Cosa si chiede:
a. Le tre affermazioni seguenti concordano con il testo su Mima? Per ciascuna rispondi sì o no e cita alla lettera le parole del testo che lo stabiliscono. (i) Mima ha scelto di proseguire la carriera da solista. (ii) Con il passare degli anni, la resa visiva ha perso il suo fascino. (iii) Davanti allo specchio, Mima cerca di darsi forza e coraggio.
b. Come proseguiresti il testo su Mima dopo la sua ultima frase?

Testo da leggere:

-*-

Indossa la tua maschera migliore, spogliati quel che basta e regala alla cinepresa quello che il pubblico brama per noia - o per assuefazione.
Come già accennato, artisticamente siamo a un livello altissimo: nonostante gli anni, rimane visivamente accattivante e intriso di saporitissime vibe quasi vintage che trasmettono magia; un chara design espressamente caratteristico e inconfondibile. Ognuno di questi elementi crea un amalgama gradevole che sprigiona il meglio nelle animazioni (primi piani eccezionalmente espressivi, sguardi e silenzi spaventosamente eloquenti) e nelle scene più importanti della vicenda.

Mima sta quindi cambiando carriera.
Ha deciso di intraprendere la strada da solista, irta di pericoli, compromessi e scommesse, ma, guardandosi allo specchio, continua a farsi forza e coraggio: perché mai non dovrebbe farcela?
Certo, il fatto di fissarsi allo specchio è un modo per guardarsi dentro e spronarsi, infondersi coraggio, determinazione. Tentare di smuovere l’anima.
Ma chi è, esattamente, quella persona allo specchio? È davvero lei stessa?
Quanti aspetti della nostra persona non sappiamo di conoscere, fin quando non si creano le condizioni necessarie nelle quali questo aspetto verrà istintivamente a galla?

-*-

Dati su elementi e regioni
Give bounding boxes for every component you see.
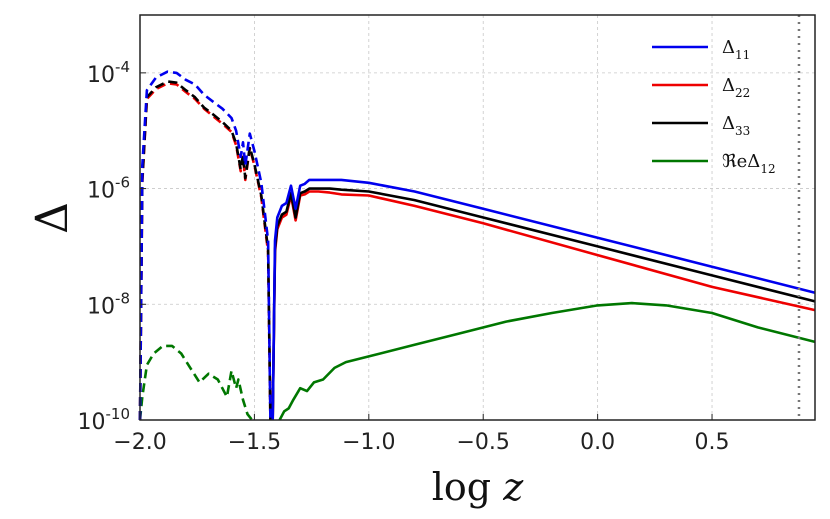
y-tick-label: 10-4 [87,58,130,88]
series-line-3-dashed [138,80,272,421]
y-tick-label: 10-6 [87,174,130,204]
y-tick-labels: 10-10 10-8 10-6 10-4 [78,58,146,435]
plot-frame [139,14,816,421]
x-tick-label: 0.5 [695,430,730,455]
legend-label-2: Δ22 [722,75,750,100]
y-tick-label: 10-10 [78,405,131,435]
x-tick-label: −0.5 [457,430,510,455]
legend: Δ11 Δ22 Δ33 ℜeΔ12 [652,37,776,176]
series-layer [138,70,816,421]
x-tick-label: −1.5 [228,430,281,455]
x-tick-label: 0.0 [580,430,615,455]
x-tick-label: −2.0 [113,430,166,455]
y-axis-label: Δ [27,202,78,234]
y-tick-label: 10-8 [87,289,130,319]
legend-label-4: ℜeΔ12 [722,151,776,176]
series-line-4-dashed [138,344,254,421]
x-tick-labels: −2.0 −1.5 −1.0 −0.5 0.0 0.5 [113,414,730,455]
series-line-2-solid [271,190,816,421]
legend-label-3: Δ33 [722,113,750,138]
series-line-3-solid [271,187,816,421]
grid [139,15,815,421]
x-tick-label: −1.0 [342,430,395,455]
series-line-1-solid [271,178,816,421]
series-line-1-dashed [138,70,272,421]
series-line-4-solid [278,301,816,421]
x-axis-label: log z [432,465,524,509]
legend-label-1: Δ11 [722,37,750,62]
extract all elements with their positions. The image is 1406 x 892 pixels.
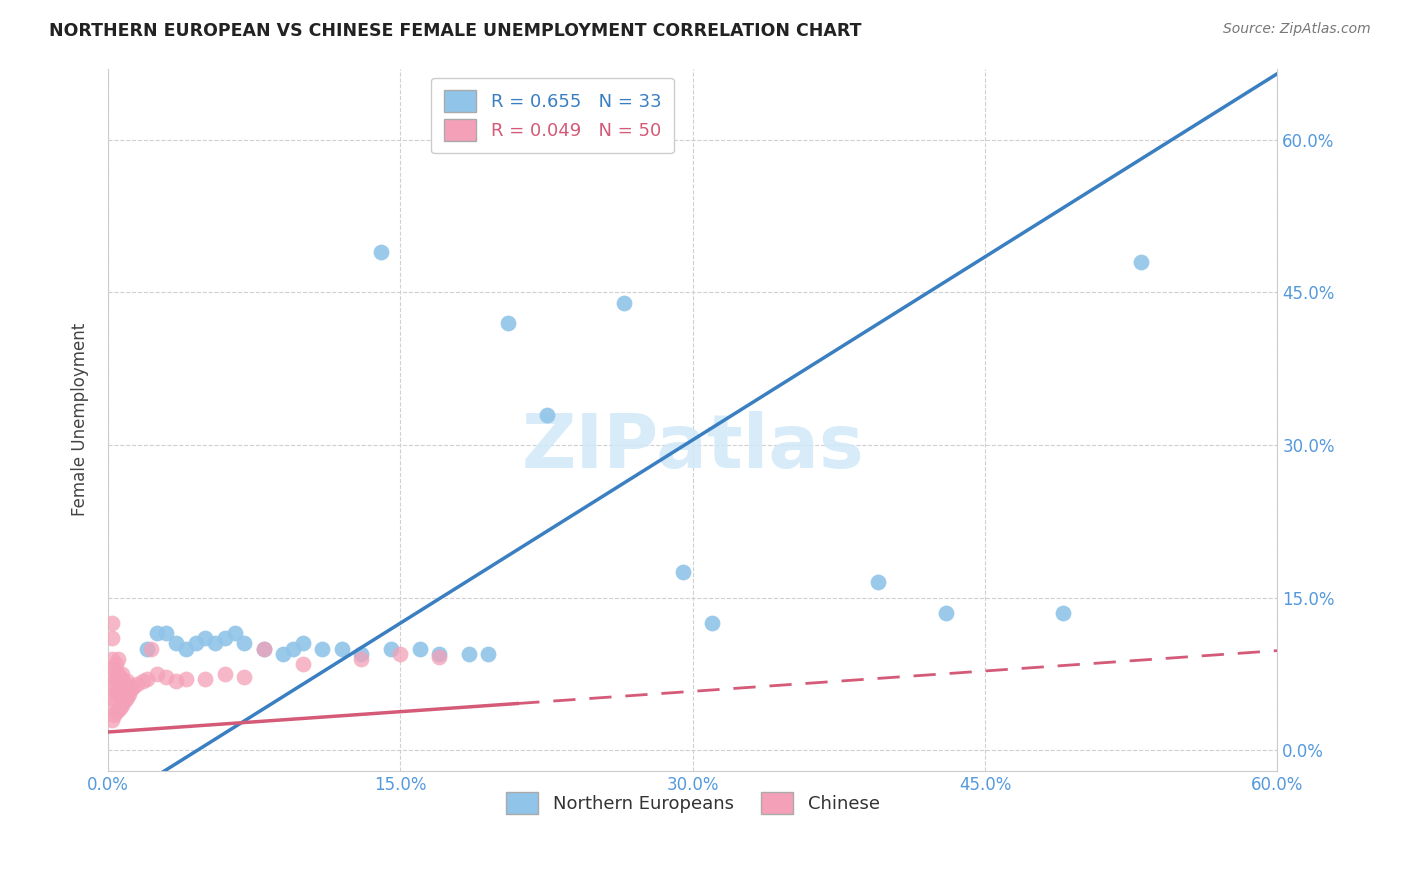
Point [155, 626, 177, 640]
Point [350, 647, 373, 661]
Point [214, 632, 236, 646]
Point [114, 677, 136, 691]
Point [101, 632, 124, 646]
Point [120, 682, 142, 697]
Point [427, 647, 450, 661]
Point [111, 667, 134, 681]
Point [224, 626, 246, 640]
Point [496, 316, 519, 330]
Point [1129, 255, 1152, 269]
Point [291, 636, 314, 650]
Point [107, 703, 129, 717]
Point [204, 636, 226, 650]
Point [253, 641, 276, 656]
Point [111, 682, 134, 697]
Point [389, 647, 412, 661]
Point [165, 674, 187, 689]
Point [103, 692, 125, 706]
Point [108, 684, 131, 698]
Point [174, 641, 197, 656]
Point [935, 606, 957, 620]
Point [104, 672, 127, 686]
Point [155, 670, 177, 684]
Point [457, 647, 479, 661]
Point [101, 698, 124, 712]
Y-axis label: Female Unemployment: Female Unemployment [72, 323, 89, 516]
Point [613, 295, 636, 310]
Point [101, 616, 124, 631]
Point [107, 684, 129, 698]
Point [122, 680, 145, 694]
Point [103, 662, 125, 676]
Point [117, 690, 139, 705]
Legend: Northern Europeans, Chinese: Northern Europeans, Chinese [495, 781, 890, 825]
Point [118, 687, 141, 701]
Point [1052, 606, 1074, 620]
Point [101, 667, 124, 681]
Point [103, 707, 125, 722]
Text: NORTHERN EUROPEAN VS CHINESE FEMALE UNEMPLOYMENT CORRELATION CHART: NORTHERN EUROPEAN VS CHINESE FEMALE UNEM… [49, 22, 862, 40]
Point [427, 649, 450, 664]
Point [104, 657, 127, 671]
Point [103, 677, 125, 691]
Point [101, 682, 124, 697]
Point [672, 566, 695, 580]
Point [104, 705, 127, 719]
Point [107, 652, 129, 666]
Point [370, 244, 392, 259]
Point [101, 713, 124, 727]
Point [145, 667, 167, 681]
Point [136, 641, 159, 656]
Point [273, 647, 295, 661]
Point [136, 672, 159, 686]
Point [174, 672, 197, 686]
Point [108, 700, 131, 714]
Point [214, 667, 236, 681]
Point [194, 632, 217, 646]
Point [866, 575, 889, 590]
Point [108, 670, 131, 684]
Point [477, 647, 499, 661]
Point [132, 674, 155, 689]
Point [127, 677, 149, 691]
Point [114, 692, 136, 706]
Point [101, 652, 124, 666]
Text: ZIPatlas: ZIPatlas [522, 411, 865, 484]
Point [311, 641, 333, 656]
Point [104, 687, 127, 701]
Point [117, 674, 139, 689]
Point [702, 616, 724, 631]
Point [184, 636, 207, 650]
Point [281, 641, 304, 656]
Point [111, 698, 134, 712]
Point [112, 680, 135, 694]
Point [350, 652, 373, 666]
Point [380, 641, 402, 656]
Point [194, 672, 217, 686]
Point [409, 641, 432, 656]
Point [165, 636, 187, 650]
Point [145, 626, 167, 640]
Point [107, 667, 129, 681]
Point [253, 641, 276, 656]
Point [330, 641, 353, 656]
Point [536, 408, 558, 422]
Text: Source: ZipAtlas.com: Source: ZipAtlas.com [1223, 22, 1371, 37]
Point [233, 670, 256, 684]
Point [112, 694, 135, 708]
Point [291, 657, 314, 671]
Point [139, 641, 162, 656]
Point [233, 636, 256, 650]
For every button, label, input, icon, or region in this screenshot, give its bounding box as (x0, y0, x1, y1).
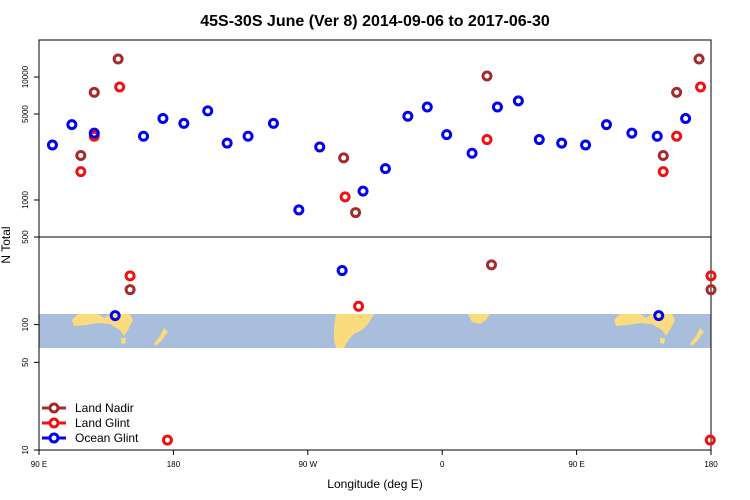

-*-

Soluzioni:
a.
(i) Sì: "Ha deciso di intraprendere la strada da solista".
(ii) No: "nonostante gli anni, rimane visivamente accattivante".
(iii) Sì: "guardandosi allo specchio, continua a farsi forza e coraggio".

b.
I minuti passano e questo slice of life fittizio assume i contorni di un giallo noir, tramutando le consuete sonorità che solitamente accompagnano i lavori di Kon in versioni più cupe e sinistre. Brani sempre più cacofonici e disturbanti prendono per mano lo spettatore e lo accompagnano alle pendici d’una selva oscura, misteriosa, ricca di grattacieli e strade notturne illuminate malamente, ove di tanto in tanto ombre sinistre scivolano al di fuori del campo visivo, ispirando inquietudine e angoscia.
Così, il percorso della protagonista, che da idol sempre sorridente, bambolina perfetta per il sollazzo di migliaia di fanatici, diviene attrice disinibita di un mondo corrotto fino al midollo, comincia a sprofondare in una spirale di sfrenata morbosità, esattamente alla stregua di alcune scene che Mima deciderà di accettare pur di continuare a recitare la sua non-parte: scene di sesso, uno stupro di gruppo simulato, mettendo in risalto il marcio della cinematografia di bassa lega, segmenti proposti da Kon in una chiave talmente sofferta, confusa e disturbante, da divenire scene animate ormai iconiche a cui tutt’oggi si fa riferimento, in quanto pietre miliari dell’animazione moderna.
Ed eccolo, il vero stupro: sotto un brano dal ritmo lento, fastidiosamente cadenzato, i veri violentatori non sono altro che i fruitori del prodotto carnale-mediatico, falsi fan accaniti della loro eroina di plastica, attuatori dell’equazione ove la morbosità dello spettatore risulta direttamente proporzionale al bisogno di possedere idoli piuttosto che ideali, sfondo all’interno della cornice di un degrado quotidiano silente, poco accusato, una sorridente depravazione divenuta quasi fenomeno sociale studiato da anni.
Ma fino a che punto possiamo indossare maschere pur di ottenere successo? Dove siamo disposti ad arrivare?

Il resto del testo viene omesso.